## Given records
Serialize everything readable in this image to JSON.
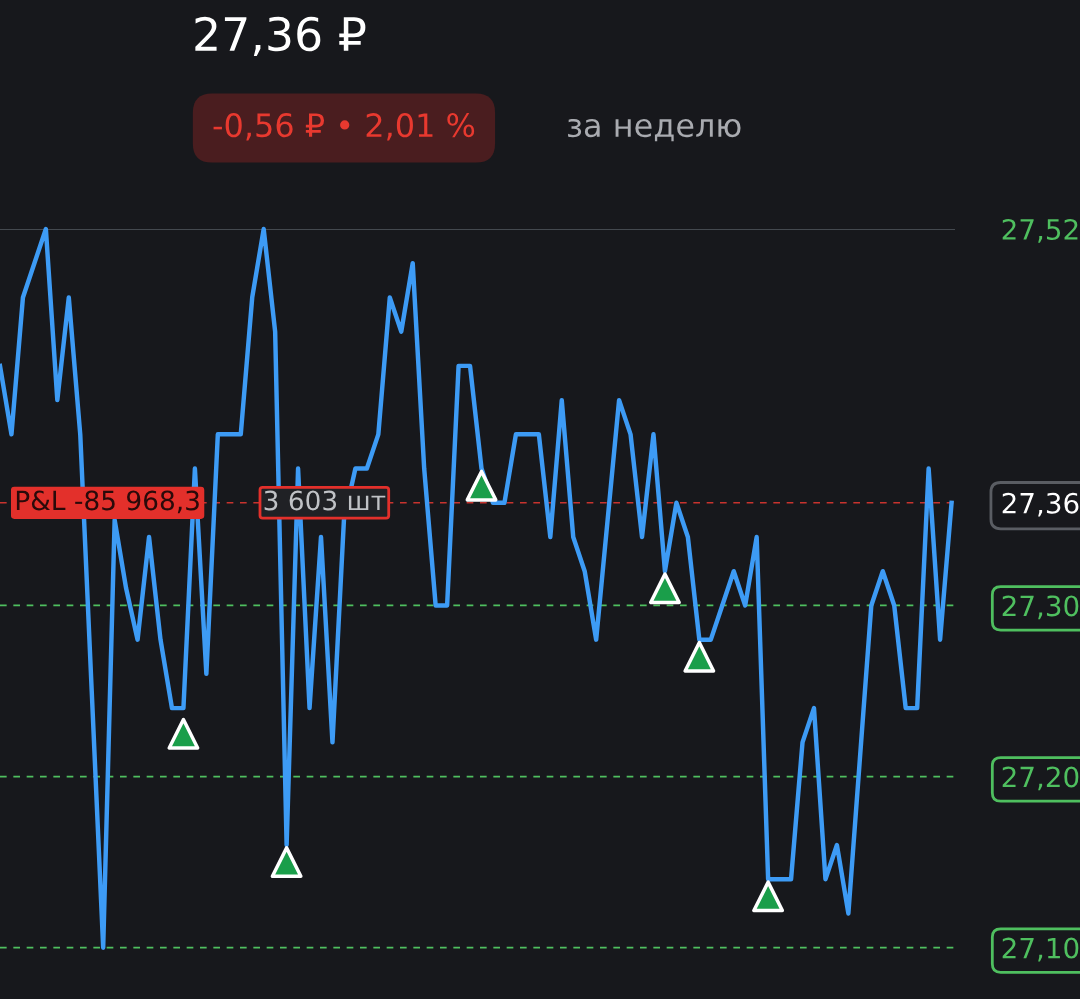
{
  "chart_data": {
    "type": "line",
    "title": "27,36 ₽",
    "subtitle": "-0,56 ₽ • 2,01 %",
    "annotations": [
      "за неделю",
      "P&L -85 968,3",
      "3 603 шт"
    ],
    "categories": [
      null,
      null,
      null,
      null,
      null,
      null,
      null,
      null,
      null,
      null,
      null,
      null,
      null,
      null,
      null,
      null,
      null,
      null,
      null,
      null,
      null,
      null,
      null,
      null,
      null,
      null,
      null,
      null,
      null,
      null,
      null,
      null,
      null,
      null,
      null,
      null,
      null,
      null,
      null,
      null,
      null,
      null,
      null,
      null,
      null,
      null,
      null,
      null,
      null,
      null,
      null,
      null,
      null,
      null,
      null,
      null,
      null,
      null,
      null,
      null,
      null,
      null,
      null,
      null,
      null,
      null,
      null,
      null,
      null,
      null,
      null,
      null,
      null,
      null,
      null,
      null,
      null,
      null,
      null,
      null,
      null,
      null,
      null,
      null
    ],
    "series": [
      {
        "color": "#3d9bf5",
        "values": [
          27.44,
          27.4,
          27.48,
          27.5,
          27.52,
          27.42,
          27.48,
          27.4,
          27.25,
          27.1,
          27.35,
          27.31,
          27.28,
          27.34,
          27.28,
          27.24,
          27.24,
          27.38,
          27.26,
          27.4,
          27.4,
          27.4,
          27.48,
          27.52,
          27.46,
          27.16,
          27.38,
          27.24,
          27.34,
          27.22,
          27.35,
          27.38,
          27.38,
          27.4,
          27.48,
          27.46,
          27.5,
          27.38,
          27.3,
          27.3,
          27.44,
          27.44,
          27.38,
          27.36,
          27.36,
          27.4,
          27.4,
          27.4,
          27.34,
          27.42,
          27.34,
          27.32,
          27.28,
          27.35,
          27.42,
          27.4,
          27.34,
          27.4,
          27.32,
          27.36,
          27.34,
          27.28,
          27.28,
          27.3,
          27.32,
          27.3,
          27.34,
          27.14,
          27.14,
          27.14,
          27.22,
          27.24,
          27.14,
          27.16,
          27.12,
          27.21,
          27.3,
          27.32,
          27.3,
          27.24,
          27.24,
          27.38,
          27.28,
          27.36
        ]
      },
      {
        "type": "scatter",
        "color": "#1a9e4a",
        "marker": "triangle",
        "values": [
          null,
          null,
          null,
          null,
          null,
          null,
          null,
          null,
          null,
          null,
          null,
          null,
          null,
          null,
          null,
          null,
          27.225,
          null,
          null,
          null,
          null,
          null,
          null,
          null,
          null,
          27.15,
          null,
          null,
          null,
          null,
          null,
          null,
          null,
          null,
          null,
          null,
          null,
          null,
          null,
          null,
          null,
          null,
          27.37,
          null,
          null,
          null,
          null,
          null,
          null,
          null,
          null,
          null,
          null,
          null,
          null,
          null,
          null,
          null,
          27.31,
          null,
          null,
          27.27,
          null,
          null,
          null,
          null,
          null,
          27.13,
          null,
          null,
          null,
          null,
          null,
          null,
          null,
          null,
          null,
          null,
          null,
          null,
          null,
          null,
          null,
          null
        ]
      }
    ],
    "ylim": [
      27.07,
      27.52
    ],
    "tick_labels": "y",
    "yticks": [
      {
        "value": 27.1,
        "label": "27,10"
      },
      {
        "value": 27.2,
        "label": "27,20"
      },
      {
        "value": 27.3,
        "label": "27,30"
      },
      {
        "value": 27.36,
        "label": "27,36"
      },
      {
        "value": 27.52,
        "label": "27,52"
      }
    ],
    "ref_lines": [
      {
        "axis": "y",
        "value": 27.52,
        "color": "#555a60",
        "line_style": "solid"
      },
      {
        "axis": "y",
        "value": 27.36,
        "color": "#c8332e",
        "line_style": "dashed"
      },
      {
        "axis": "y",
        "value": 27.3,
        "color": "#4fbf5f",
        "line_style": "dashed"
      },
      {
        "axis": "y",
        "value": 27.2,
        "color": "#4fbf5f",
        "line_style": "dashed"
      },
      {
        "axis": "y",
        "value": 27.1,
        "color": "#4fbf5f",
        "line_style": "dashed"
      }
    ]
  }
}
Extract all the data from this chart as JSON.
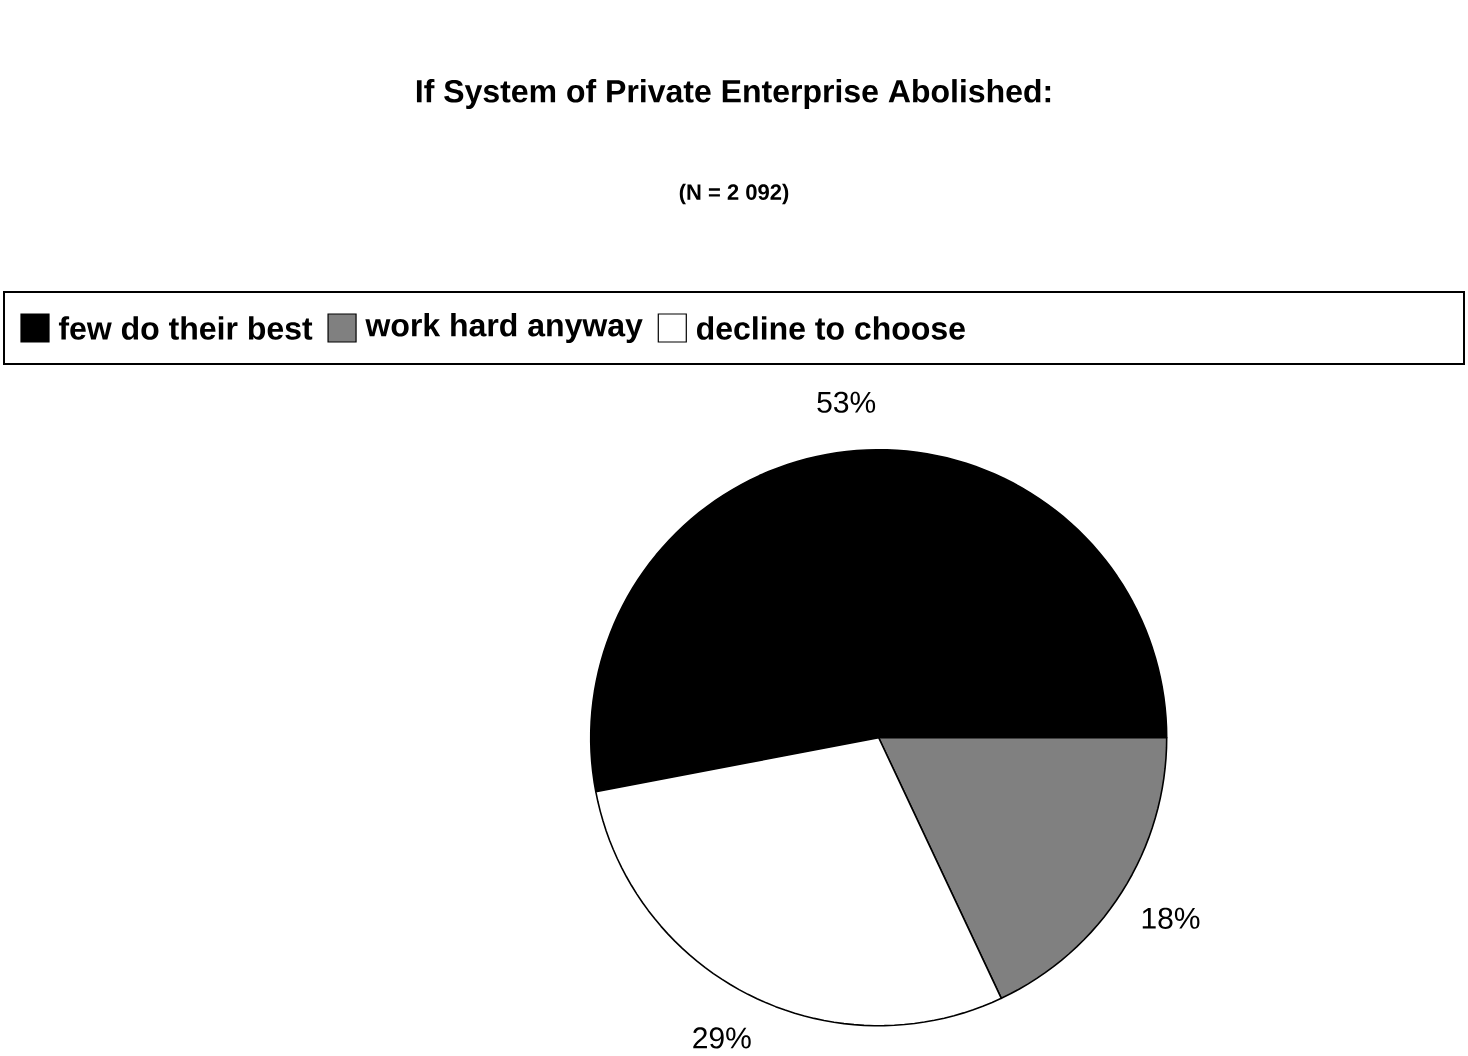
{
  "chart_data": {
    "type": "pie",
    "title": "If System of Private Enterprise Abolished:",
    "subtitle": "(N = 2 092)",
    "categories": [
      "few do their best",
      "work hard anyway",
      "decline to choose"
    ],
    "values": [
      53,
      18,
      29
    ],
    "colors": [
      "#000000",
      "#808080",
      "#ffffff"
    ],
    "value_labels": [
      "53%",
      "18%",
      "29%"
    ],
    "legend": "top"
  }
}
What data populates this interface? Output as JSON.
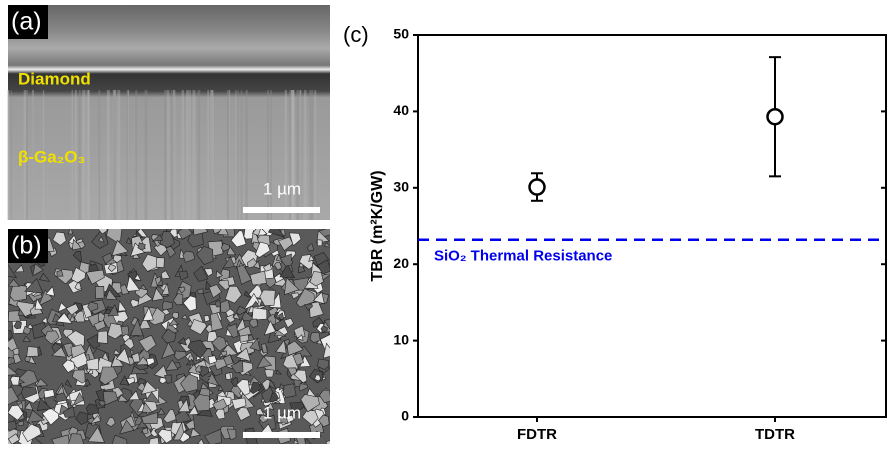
{
  "panels": {
    "a": {
      "label": "(a)",
      "top_layer": "Diamond",
      "bottom_layer": "β-Ga₂O₃",
      "scale_bar": "1 µm"
    },
    "b": {
      "label": "(b)",
      "scale_bar": "1 µm"
    },
    "c": {
      "label": "(c)"
    }
  },
  "chart_data": {
    "type": "errorbar-scatter",
    "y_label": "TBR (m²K/GW)",
    "categories": [
      "FDTR",
      "TDTR"
    ],
    "series": [
      {
        "color": "#000000",
        "values": [
          30.1,
          39.3
        ],
        "errors": [
          1.8,
          7.8
        ]
      }
    ],
    "reference_line": {
      "value": 23.2,
      "label": "SiO₂ Thermal Resistance",
      "color": "#0000ee"
    },
    "ylim": [
      0,
      50
    ],
    "yticks": [
      0,
      10,
      20,
      30,
      40,
      50
    ]
  }
}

## Goal
Output an exact copy of the lines from the one with "What data populates" through the closing line of the records, inclusive, without any images.

## Task solution
What data populates this interface? Output as JSON.
{
  "panels": {
    "a": {
      "label": "(a)",
      "top_layer": "Diamond",
      "bottom_layer": "β-Ga₂O₃",
      "scale_bar": "1 µm"
    },
    "b": {
      "label": "(b)",
      "scale_bar": "1 µm"
    },
    "c": {
      "label": "(c)"
    }
  },
  "chart_data": {
    "type": "errorbar-scatter",
    "y_label": "TBR (m²K/GW)",
    "categories": [
      "FDTR",
      "TDTR"
    ],
    "series": [
      {
        "color": "#000000",
        "values": [
          30.1,
          39.3
        ],
        "errors": [
          1.8,
          7.8
        ]
      }
    ],
    "reference_line": {
      "value": 23.2,
      "label": "SiO₂ Thermal Resistance",
      "color": "#0000ee"
    },
    "ylim": [
      0,
      50
    ],
    "yticks": [
      0,
      10,
      20,
      30,
      40,
      50
    ]
  }
}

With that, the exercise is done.